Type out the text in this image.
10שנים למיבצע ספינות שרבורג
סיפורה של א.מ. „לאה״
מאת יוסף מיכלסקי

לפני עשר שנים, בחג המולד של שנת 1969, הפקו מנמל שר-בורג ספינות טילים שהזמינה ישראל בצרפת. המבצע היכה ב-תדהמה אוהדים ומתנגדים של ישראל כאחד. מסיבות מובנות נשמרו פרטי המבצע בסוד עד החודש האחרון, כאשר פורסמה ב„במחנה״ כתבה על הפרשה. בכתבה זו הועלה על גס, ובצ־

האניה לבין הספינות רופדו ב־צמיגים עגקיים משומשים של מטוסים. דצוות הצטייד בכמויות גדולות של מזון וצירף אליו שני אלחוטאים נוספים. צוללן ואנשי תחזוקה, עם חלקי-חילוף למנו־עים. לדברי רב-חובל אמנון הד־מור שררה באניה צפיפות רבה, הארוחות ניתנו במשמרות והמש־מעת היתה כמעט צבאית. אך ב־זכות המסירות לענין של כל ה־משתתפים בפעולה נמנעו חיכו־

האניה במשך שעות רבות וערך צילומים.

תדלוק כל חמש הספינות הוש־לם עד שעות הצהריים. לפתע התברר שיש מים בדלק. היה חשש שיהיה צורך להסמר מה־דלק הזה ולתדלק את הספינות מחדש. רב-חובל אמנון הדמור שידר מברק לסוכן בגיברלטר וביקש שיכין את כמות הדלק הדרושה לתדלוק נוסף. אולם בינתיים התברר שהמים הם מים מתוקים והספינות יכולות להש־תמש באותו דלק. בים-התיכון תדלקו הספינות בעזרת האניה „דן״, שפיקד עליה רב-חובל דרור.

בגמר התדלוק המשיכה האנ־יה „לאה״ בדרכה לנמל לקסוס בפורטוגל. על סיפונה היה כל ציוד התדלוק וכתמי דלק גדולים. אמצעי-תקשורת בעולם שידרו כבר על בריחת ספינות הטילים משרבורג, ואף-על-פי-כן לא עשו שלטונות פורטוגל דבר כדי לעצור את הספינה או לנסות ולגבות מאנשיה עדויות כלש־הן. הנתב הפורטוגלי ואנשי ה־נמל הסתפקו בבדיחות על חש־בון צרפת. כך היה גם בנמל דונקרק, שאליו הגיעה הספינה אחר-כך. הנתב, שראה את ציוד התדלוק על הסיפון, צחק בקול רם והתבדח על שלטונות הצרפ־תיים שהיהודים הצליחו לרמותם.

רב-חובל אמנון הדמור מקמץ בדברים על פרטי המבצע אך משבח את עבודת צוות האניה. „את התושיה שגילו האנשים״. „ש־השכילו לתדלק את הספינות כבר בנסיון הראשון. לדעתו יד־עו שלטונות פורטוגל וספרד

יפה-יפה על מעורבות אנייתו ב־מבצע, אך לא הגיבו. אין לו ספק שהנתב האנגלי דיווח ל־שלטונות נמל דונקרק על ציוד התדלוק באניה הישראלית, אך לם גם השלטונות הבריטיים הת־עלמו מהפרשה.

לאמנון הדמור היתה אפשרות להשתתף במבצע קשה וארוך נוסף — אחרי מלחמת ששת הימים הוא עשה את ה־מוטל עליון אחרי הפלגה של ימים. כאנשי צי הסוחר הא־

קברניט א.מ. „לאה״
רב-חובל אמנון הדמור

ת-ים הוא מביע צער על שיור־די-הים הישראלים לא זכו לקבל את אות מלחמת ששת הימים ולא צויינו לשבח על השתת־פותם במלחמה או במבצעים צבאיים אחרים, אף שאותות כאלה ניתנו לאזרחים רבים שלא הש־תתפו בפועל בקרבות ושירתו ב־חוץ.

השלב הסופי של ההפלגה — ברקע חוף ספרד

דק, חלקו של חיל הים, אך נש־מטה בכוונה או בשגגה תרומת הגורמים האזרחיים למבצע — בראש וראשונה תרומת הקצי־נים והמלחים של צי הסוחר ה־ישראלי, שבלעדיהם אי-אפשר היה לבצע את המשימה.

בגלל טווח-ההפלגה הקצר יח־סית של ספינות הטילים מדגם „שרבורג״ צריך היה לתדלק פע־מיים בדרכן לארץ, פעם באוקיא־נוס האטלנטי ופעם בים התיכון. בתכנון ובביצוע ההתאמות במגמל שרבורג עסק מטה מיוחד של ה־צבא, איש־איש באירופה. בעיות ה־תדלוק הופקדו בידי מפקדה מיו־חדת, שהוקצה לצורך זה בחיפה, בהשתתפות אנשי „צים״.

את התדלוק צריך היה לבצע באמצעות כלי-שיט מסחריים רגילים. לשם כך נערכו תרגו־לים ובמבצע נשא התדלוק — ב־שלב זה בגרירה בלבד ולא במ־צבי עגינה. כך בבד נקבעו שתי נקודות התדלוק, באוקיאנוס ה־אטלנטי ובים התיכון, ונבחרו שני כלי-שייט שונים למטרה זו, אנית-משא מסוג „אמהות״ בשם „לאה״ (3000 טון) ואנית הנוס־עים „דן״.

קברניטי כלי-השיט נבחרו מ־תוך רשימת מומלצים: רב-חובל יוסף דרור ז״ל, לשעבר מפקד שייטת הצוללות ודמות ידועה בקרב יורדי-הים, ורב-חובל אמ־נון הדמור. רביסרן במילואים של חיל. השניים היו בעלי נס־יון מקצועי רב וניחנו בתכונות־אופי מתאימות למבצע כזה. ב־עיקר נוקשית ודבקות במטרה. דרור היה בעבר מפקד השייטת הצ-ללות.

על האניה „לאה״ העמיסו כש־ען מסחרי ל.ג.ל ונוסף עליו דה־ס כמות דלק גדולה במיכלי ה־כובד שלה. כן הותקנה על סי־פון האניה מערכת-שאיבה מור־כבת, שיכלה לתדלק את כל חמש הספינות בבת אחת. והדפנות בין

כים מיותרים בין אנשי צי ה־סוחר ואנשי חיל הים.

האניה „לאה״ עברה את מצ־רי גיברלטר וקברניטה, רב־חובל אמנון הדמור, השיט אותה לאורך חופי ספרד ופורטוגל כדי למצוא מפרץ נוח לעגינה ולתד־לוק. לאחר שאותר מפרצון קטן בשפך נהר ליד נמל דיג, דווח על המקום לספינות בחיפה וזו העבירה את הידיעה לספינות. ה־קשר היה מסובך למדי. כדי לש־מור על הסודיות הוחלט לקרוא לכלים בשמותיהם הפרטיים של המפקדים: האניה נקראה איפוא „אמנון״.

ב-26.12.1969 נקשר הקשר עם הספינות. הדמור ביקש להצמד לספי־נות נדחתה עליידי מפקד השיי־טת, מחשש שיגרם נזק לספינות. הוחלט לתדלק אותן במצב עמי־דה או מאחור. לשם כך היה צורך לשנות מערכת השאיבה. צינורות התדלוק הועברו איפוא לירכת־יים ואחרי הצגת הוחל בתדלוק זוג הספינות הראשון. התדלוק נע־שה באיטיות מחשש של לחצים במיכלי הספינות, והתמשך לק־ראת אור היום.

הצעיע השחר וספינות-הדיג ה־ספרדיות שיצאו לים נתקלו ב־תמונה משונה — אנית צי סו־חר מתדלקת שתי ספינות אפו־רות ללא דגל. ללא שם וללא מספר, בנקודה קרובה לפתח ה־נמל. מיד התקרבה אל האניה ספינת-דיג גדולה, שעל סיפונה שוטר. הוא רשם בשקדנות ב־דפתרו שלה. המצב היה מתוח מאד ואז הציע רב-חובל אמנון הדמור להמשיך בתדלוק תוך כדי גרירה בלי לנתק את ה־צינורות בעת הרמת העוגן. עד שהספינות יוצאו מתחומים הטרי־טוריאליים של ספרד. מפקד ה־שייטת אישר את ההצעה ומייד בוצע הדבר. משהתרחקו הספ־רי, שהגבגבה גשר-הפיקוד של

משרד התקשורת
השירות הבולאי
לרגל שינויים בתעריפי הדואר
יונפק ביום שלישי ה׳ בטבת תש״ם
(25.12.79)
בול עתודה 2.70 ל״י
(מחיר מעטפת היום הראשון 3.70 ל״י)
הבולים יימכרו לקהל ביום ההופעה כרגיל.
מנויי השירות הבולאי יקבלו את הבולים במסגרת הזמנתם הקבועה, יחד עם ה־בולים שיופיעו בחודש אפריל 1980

********************

> **WORK TO COMPLETE**
Locate each line with the word "השירות" and copy it.

> **WRITTEN ANSWER**
השירות הבולאי
מנויי השירות הבולאי יקבלו את הבולים במסגרת הזמנתם הקבועה, יחד עם ה־בולים שיופיעו בחודש אפריל 1980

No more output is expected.